[Dataset entries]
####################

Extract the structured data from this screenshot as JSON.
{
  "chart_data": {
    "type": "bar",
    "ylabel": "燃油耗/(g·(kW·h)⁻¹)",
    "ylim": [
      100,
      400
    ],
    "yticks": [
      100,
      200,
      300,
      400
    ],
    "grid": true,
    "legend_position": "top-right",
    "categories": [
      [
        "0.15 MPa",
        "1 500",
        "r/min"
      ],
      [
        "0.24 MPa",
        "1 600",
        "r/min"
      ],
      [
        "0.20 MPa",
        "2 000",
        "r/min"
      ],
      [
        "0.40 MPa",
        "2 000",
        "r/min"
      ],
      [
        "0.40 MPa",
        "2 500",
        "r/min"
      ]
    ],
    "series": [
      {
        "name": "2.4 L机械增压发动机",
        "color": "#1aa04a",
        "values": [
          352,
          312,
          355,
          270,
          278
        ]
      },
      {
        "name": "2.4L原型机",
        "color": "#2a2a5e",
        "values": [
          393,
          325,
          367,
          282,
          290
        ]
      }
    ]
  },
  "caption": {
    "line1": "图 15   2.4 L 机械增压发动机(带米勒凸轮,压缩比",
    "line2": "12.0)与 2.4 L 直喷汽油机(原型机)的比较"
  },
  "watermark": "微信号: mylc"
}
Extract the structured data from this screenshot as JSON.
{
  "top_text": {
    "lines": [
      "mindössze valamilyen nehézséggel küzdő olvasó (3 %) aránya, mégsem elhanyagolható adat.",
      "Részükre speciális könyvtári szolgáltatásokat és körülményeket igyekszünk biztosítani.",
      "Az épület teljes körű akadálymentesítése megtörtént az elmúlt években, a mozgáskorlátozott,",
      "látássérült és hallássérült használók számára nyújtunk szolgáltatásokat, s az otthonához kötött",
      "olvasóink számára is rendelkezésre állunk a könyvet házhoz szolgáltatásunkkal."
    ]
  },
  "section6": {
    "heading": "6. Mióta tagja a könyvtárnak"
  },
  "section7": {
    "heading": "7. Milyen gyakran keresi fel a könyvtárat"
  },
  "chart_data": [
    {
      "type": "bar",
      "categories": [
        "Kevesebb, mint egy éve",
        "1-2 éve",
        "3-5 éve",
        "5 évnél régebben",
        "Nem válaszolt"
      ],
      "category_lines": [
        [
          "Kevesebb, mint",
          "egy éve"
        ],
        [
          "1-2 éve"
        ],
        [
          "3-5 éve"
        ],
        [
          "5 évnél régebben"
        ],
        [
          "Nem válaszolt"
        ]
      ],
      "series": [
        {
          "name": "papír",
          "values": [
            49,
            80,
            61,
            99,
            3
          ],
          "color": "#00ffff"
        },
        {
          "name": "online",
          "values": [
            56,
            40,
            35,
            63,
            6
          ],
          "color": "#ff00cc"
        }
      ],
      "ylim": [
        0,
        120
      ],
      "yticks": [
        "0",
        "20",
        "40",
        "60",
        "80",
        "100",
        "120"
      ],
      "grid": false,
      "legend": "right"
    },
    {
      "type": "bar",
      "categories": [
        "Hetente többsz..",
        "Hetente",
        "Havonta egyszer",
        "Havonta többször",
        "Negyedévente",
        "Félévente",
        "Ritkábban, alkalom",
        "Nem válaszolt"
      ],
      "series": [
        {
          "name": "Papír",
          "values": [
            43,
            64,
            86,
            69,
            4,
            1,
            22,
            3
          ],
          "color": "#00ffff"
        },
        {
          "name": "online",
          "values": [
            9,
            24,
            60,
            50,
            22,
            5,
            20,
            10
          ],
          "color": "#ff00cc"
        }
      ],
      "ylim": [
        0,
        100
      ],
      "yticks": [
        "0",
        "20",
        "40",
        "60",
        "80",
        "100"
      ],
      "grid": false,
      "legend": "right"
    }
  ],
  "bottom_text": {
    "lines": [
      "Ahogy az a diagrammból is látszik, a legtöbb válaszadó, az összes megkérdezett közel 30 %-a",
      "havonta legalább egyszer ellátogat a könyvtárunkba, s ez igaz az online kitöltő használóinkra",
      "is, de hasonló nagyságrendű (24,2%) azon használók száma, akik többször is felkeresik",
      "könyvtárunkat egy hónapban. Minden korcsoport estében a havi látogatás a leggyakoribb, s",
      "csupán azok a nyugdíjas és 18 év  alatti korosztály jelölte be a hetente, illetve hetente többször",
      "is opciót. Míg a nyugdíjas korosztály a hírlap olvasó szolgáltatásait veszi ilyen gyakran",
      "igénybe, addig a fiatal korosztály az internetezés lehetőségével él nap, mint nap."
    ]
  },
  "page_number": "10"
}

####################

Task goal: Copy each line of the data above that holds "Kevesebb".

Written answer:
        "Kevesebb, mint egy éve",
          "Kevesebb, mint",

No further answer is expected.